* **WORK REQUIRED**
Reproduce the lines below word for word, omitting the pictures.

* **EXERCISE INPUT**
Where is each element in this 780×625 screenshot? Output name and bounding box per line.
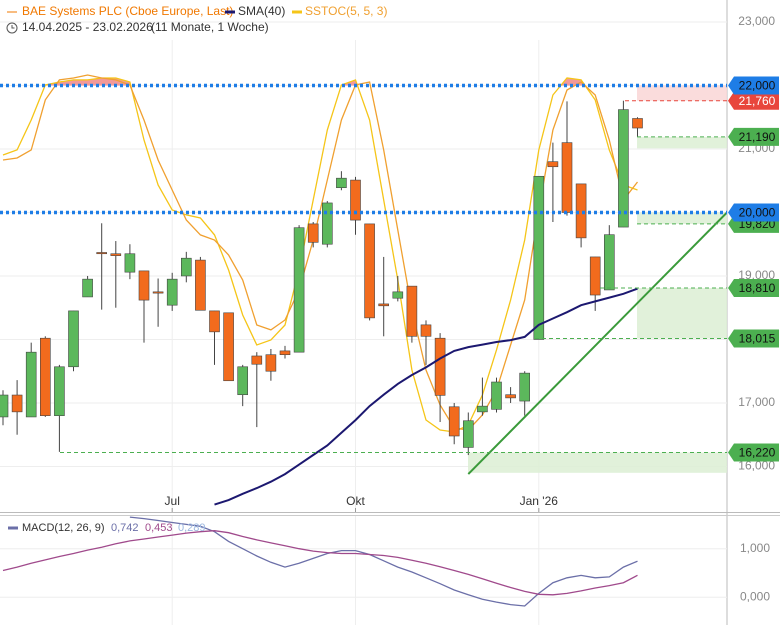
candle-body bbox=[321, 202, 333, 245]
candle-body bbox=[39, 337, 51, 416]
candle-body bbox=[618, 109, 629, 228]
candle-body bbox=[181, 257, 192, 277]
candle-body bbox=[209, 310, 220, 333]
candle-body bbox=[25, 351, 37, 418]
candle-body bbox=[533, 175, 545, 340]
y-tick-label: 23,000 bbox=[738, 14, 775, 28]
level-label: 21,190 bbox=[739, 130, 776, 144]
y-tick-label: 16,000 bbox=[738, 459, 775, 473]
candle-body bbox=[110, 253, 122, 256]
chart-title: BAE Systems PLC (Cboe Europe, Last) bbox=[22, 4, 233, 18]
candle-body bbox=[336, 177, 347, 189]
candle-body bbox=[378, 303, 390, 307]
y-tick-label: 19,000 bbox=[738, 268, 775, 282]
candle-body bbox=[293, 227, 305, 353]
level-label-box bbox=[728, 203, 779, 222]
stochastic-line bbox=[2, 74, 639, 431]
candle-body bbox=[279, 350, 291, 356]
candle-body bbox=[96, 252, 107, 255]
candle-body bbox=[406, 285, 418, 337]
level-label: 21,760 bbox=[739, 94, 776, 108]
level-label-box bbox=[728, 279, 779, 298]
x-tick-label: Jan '26 bbox=[520, 494, 559, 508]
candle-body bbox=[477, 405, 488, 413]
level-label: 18,810 bbox=[739, 281, 776, 295]
macd-value: 0,742 bbox=[111, 522, 139, 534]
candle-body bbox=[632, 118, 643, 129]
candle-body bbox=[237, 366, 248, 396]
histogram-value: 0,289 bbox=[178, 522, 206, 534]
candle-body bbox=[547, 161, 559, 168]
zone bbox=[637, 288, 727, 339]
zone bbox=[637, 136, 727, 149]
candle-body bbox=[603, 234, 615, 291]
candle-body bbox=[0, 394, 9, 418]
candle-body bbox=[350, 179, 361, 221]
macd-title: MACD(12, 26, 9) bbox=[22, 522, 105, 534]
candle-body bbox=[223, 312, 234, 382]
candle-body bbox=[82, 278, 93, 298]
level-label: 18,015 bbox=[739, 332, 776, 346]
level-label-box bbox=[728, 127, 779, 146]
trend-line bbox=[467, 211, 727, 475]
level-label-box bbox=[728, 443, 779, 462]
candle-body bbox=[11, 394, 23, 413]
date-span: (11 Monate, 1 Woche) bbox=[151, 20, 269, 34]
candle-body bbox=[166, 278, 178, 306]
candle-body bbox=[505, 394, 516, 399]
y-tick-label: 17,000 bbox=[738, 395, 775, 409]
clock-icon bbox=[6, 22, 18, 34]
candle-body bbox=[307, 223, 319, 243]
x-tick-label: Jul bbox=[165, 494, 180, 508]
macd-line bbox=[2, 530, 638, 596]
y-tick-label: 1,000 bbox=[740, 541, 770, 555]
candle-body bbox=[519, 372, 531, 402]
candle-body bbox=[152, 291, 164, 294]
level-label-box bbox=[728, 91, 779, 110]
candle-body bbox=[491, 381, 502, 410]
zone bbox=[468, 452, 727, 473]
zone bbox=[637, 85, 727, 101]
legend-label: SSTOC(5, 5, 3) bbox=[305, 4, 387, 18]
level-label: 16,220 bbox=[739, 446, 776, 460]
candle-body bbox=[138, 270, 150, 301]
candle-body bbox=[195, 259, 206, 311]
candle-body bbox=[251, 355, 263, 365]
candle-body bbox=[68, 310, 79, 368]
zone bbox=[637, 212, 727, 224]
candle-body bbox=[420, 324, 432, 337]
stochastic-line bbox=[2, 77, 638, 433]
level-label: 20,000 bbox=[739, 206, 776, 220]
candle-body bbox=[434, 337, 446, 396]
level-label: 22,000 bbox=[739, 79, 776, 93]
legend-label: SMA(40) bbox=[238, 4, 285, 18]
candle-body bbox=[54, 366, 65, 416]
date-range: 14.04.2025 - 23.02.2026 bbox=[22, 20, 153, 34]
signal-value: 0,453 bbox=[145, 522, 173, 534]
sma-line bbox=[214, 287, 638, 506]
candle-body bbox=[392, 291, 404, 299]
candle-body bbox=[265, 354, 277, 372]
candle-body bbox=[448, 406, 460, 437]
candle-body bbox=[589, 256, 601, 296]
level-label-box bbox=[728, 329, 779, 348]
candle-body bbox=[462, 420, 474, 448]
candle-body bbox=[364, 223, 375, 319]
x-tick-label: Okt bbox=[346, 494, 365, 508]
level-label-box bbox=[728, 76, 779, 95]
macd-line bbox=[129, 516, 638, 607]
candle-body bbox=[124, 253, 136, 273]
y-tick-label: 0,000 bbox=[740, 589, 770, 603]
clock-icon bbox=[11, 25, 15, 29]
candle-body bbox=[561, 142, 573, 213]
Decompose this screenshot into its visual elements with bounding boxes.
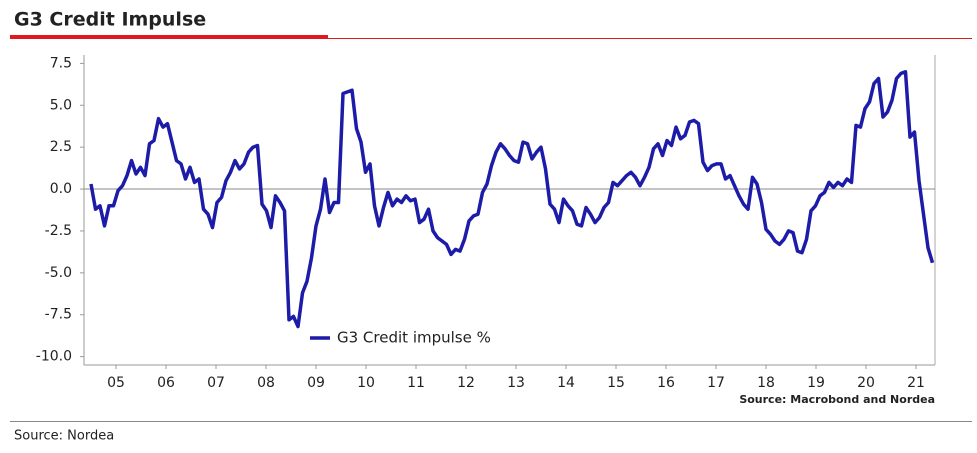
y-tick-label: 2.5 [50, 139, 72, 155]
x-tick-label: 19 [807, 375, 825, 391]
x-tick-label: 20 [857, 375, 875, 391]
x-tick-label: 08 [257, 375, 275, 391]
y-tick-label: -7.5 [45, 307, 72, 323]
x-tick-label: 05 [107, 375, 125, 391]
x-tick-label: 15 [607, 375, 625, 391]
legend-label: G3 Credit impulse % [337, 329, 491, 347]
series-line [89, 70, 935, 329]
x-tick-label: 06 [157, 375, 175, 391]
y-tick-label: 0.0 [50, 181, 72, 197]
y-tick-label: -2.5 [45, 223, 72, 239]
x-tick-label: 11 [407, 375, 425, 391]
footer: Source: Nordea [14, 429, 114, 444]
x-tick-label: 12 [457, 375, 475, 391]
x-tick-label: 16 [657, 375, 675, 391]
x-tick-label: 10 [357, 375, 375, 391]
x-tick-label: 07 [207, 375, 225, 391]
y-tick-label: -10.0 [36, 349, 72, 365]
y-tick-label: -5.0 [45, 265, 72, 281]
title-bar [10, 35, 328, 39]
x-tick-label: 18 [757, 375, 775, 391]
y-tick-label: 5.0 [50, 97, 72, 113]
source-note: Source: Macrobond and Nordea [739, 393, 935, 406]
x-tick-label: 14 [557, 375, 575, 391]
x-tick-label: 21 [907, 375, 925, 391]
chart-title: G3 Credit Impulse [14, 9, 206, 31]
x-tick-label: 13 [507, 375, 525, 391]
x-tick-label: 17 [707, 375, 725, 391]
y-tick-label: 7.5 [50, 55, 72, 71]
x-tick-label: 09 [307, 375, 325, 391]
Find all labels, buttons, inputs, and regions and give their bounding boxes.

* **EXERCISE RESULT**
Where is each element in this 780×625 screenshot? Output name and bounding box per line.
candle-body bbox=[321, 202, 333, 245]
candle-body bbox=[39, 337, 51, 416]
candle-body bbox=[618, 109, 629, 228]
candle-body bbox=[181, 257, 192, 277]
candle-body bbox=[209, 310, 220, 333]
candle-body bbox=[25, 351, 37, 418]
candle-body bbox=[533, 175, 545, 340]
y-tick-label: 23,000 bbox=[738, 14, 775, 28]
level-label: 21,190 bbox=[739, 130, 776, 144]
y-tick-label: 16,000 bbox=[738, 459, 775, 473]
candle-body bbox=[110, 253, 122, 256]
chart-title: BAE Systems PLC (Cboe Europe, Last) bbox=[22, 4, 233, 18]
candle-body bbox=[336, 177, 347, 189]
candle-body bbox=[378, 303, 390, 307]
y-tick-label: 19,000 bbox=[738, 268, 775, 282]
candle-body bbox=[293, 227, 305, 353]
level-label-box bbox=[728, 203, 779, 222]
stochastic-line bbox=[2, 74, 639, 431]
candle-body bbox=[279, 350, 291, 356]
candle-body bbox=[96, 252, 107, 255]
candle-body bbox=[406, 285, 418, 337]
level-label: 21,760 bbox=[739, 94, 776, 108]
level-label-box bbox=[728, 279, 779, 298]
x-tick-label: Jan '26 bbox=[520, 494, 559, 508]
candle-body bbox=[477, 405, 488, 413]
level-label: 18,810 bbox=[739, 281, 776, 295]
macd-value: 0,742 bbox=[111, 522, 139, 534]
candle-body bbox=[632, 118, 643, 129]
candle-body bbox=[237, 366, 248, 396]
histogram-value: 0,289 bbox=[178, 522, 206, 534]
candle-body bbox=[547, 161, 559, 168]
zone bbox=[637, 288, 727, 339]
zone bbox=[637, 136, 727, 149]
candle-body bbox=[603, 234, 615, 291]
candle-body bbox=[0, 394, 9, 418]
candle-body bbox=[350, 179, 361, 221]
macd-title: MACD(12, 26, 9) bbox=[22, 522, 105, 534]
candle-body bbox=[223, 312, 234, 382]
candle-body bbox=[82, 278, 93, 298]
level-label: 18,015 bbox=[739, 332, 776, 346]
level-label-box bbox=[728, 127, 779, 146]
trend-line bbox=[467, 211, 727, 475]
level-label-box bbox=[728, 443, 779, 462]
candle-body bbox=[11, 394, 23, 413]
date-span: (11 Monate, 1 Woche) bbox=[151, 20, 269, 34]
candle-body bbox=[166, 278, 178, 306]
candle-body bbox=[505, 394, 516, 399]
y-tick-label: 17,000 bbox=[738, 395, 775, 409]
clock-icon bbox=[6, 22, 18, 34]
candle-body bbox=[307, 223, 319, 243]
x-tick-label: Jul bbox=[165, 494, 180, 508]
macd-line bbox=[2, 530, 638, 596]
y-tick-label: 1,000 bbox=[740, 541, 770, 555]
candle-body bbox=[519, 372, 531, 402]
candle-body bbox=[152, 291, 164, 294]
level-label-box bbox=[728, 91, 779, 110]
candle-body bbox=[491, 381, 502, 410]
zone bbox=[468, 452, 727, 473]
zone bbox=[637, 85, 727, 101]
legend-label: SSTOC(5, 5, 3) bbox=[305, 4, 387, 18]
level-label: 16,220 bbox=[739, 446, 776, 460]
candle-body bbox=[138, 270, 150, 301]
candle-body bbox=[195, 259, 206, 311]
candle-body bbox=[251, 355, 263, 365]
candle-body bbox=[68, 310, 79, 368]
zone bbox=[637, 212, 727, 224]
candle-body bbox=[420, 324, 432, 337]
stochastic-line bbox=[2, 77, 638, 433]
level-label: 20,000 bbox=[739, 206, 776, 220]
candle-body bbox=[434, 337, 446, 396]
level-label: 22,000 bbox=[739, 79, 776, 93]
legend-label: SMA(40) bbox=[238, 4, 285, 18]
candle-body bbox=[54, 366, 65, 416]
date-range: 14.04.2025 - 23.02.2026 bbox=[22, 20, 153, 34]
signal-value: 0,453 bbox=[145, 522, 173, 534]
sma-line bbox=[214, 287, 638, 506]
candle-body bbox=[392, 291, 404, 299]
candle-body bbox=[265, 354, 277, 372]
candle-body bbox=[448, 406, 460, 437]
candle-body bbox=[589, 256, 601, 296]
level-label-box bbox=[728, 329, 779, 348]
candle-body bbox=[462, 420, 474, 448]
candle-body bbox=[364, 223, 375, 319]
x-tick-label: Okt bbox=[346, 494, 365, 508]
level-label-box bbox=[728, 76, 779, 95]
macd-line bbox=[129, 516, 638, 607]
candle-body bbox=[124, 253, 136, 273]
y-tick-label: 0,000 bbox=[740, 589, 770, 603]
clock-icon bbox=[11, 25, 15, 29]
candle-body bbox=[561, 142, 573, 213]
Decompose this screenshot into its visual elements with bounding boxes.
y-tick-label: 2.5 [50, 139, 72, 155]
x-tick-label: 19 [807, 375, 825, 391]
x-tick-label: 20 [857, 375, 875, 391]
x-tick-label: 08 [257, 375, 275, 391]
y-tick-label: -7.5 [45, 307, 72, 323]
x-tick-label: 05 [107, 375, 125, 391]
x-tick-label: 15 [607, 375, 625, 391]
legend-label: G3 Credit impulse % [337, 329, 491, 347]
series-line [89, 70, 935, 329]
x-tick-label: 06 [157, 375, 175, 391]
y-tick-label: 0.0 [50, 181, 72, 197]
y-tick-label: -2.5 [45, 223, 72, 239]
x-tick-label: 11 [407, 375, 425, 391]
footer: Source: Nordea [14, 429, 114, 444]
x-tick-label: 12 [457, 375, 475, 391]
x-tick-label: 16 [657, 375, 675, 391]
x-tick-label: 10 [357, 375, 375, 391]
x-tick-label: 07 [207, 375, 225, 391]
y-tick-label: -10.0 [36, 349, 72, 365]
y-tick-label: -5.0 [45, 265, 72, 281]
title-bar [10, 35, 328, 39]
x-tick-label: 18 [757, 375, 775, 391]
y-tick-label: 5.0 [50, 97, 72, 113]
source-note: Source: Macrobond and Nordea [739, 393, 935, 406]
x-tick-label: 14 [557, 375, 575, 391]
x-tick-label: 21 [907, 375, 925, 391]
chart-title: G3 Credit Impulse [14, 9, 206, 31]
x-tick-label: 13 [507, 375, 525, 391]
x-tick-label: 17 [707, 375, 725, 391]
y-tick-label: 7.5 [50, 55, 72, 71]
x-tick-label: 09 [307, 375, 325, 391]
Find all labels, buttons, inputs, and regions and give their bounding boxes.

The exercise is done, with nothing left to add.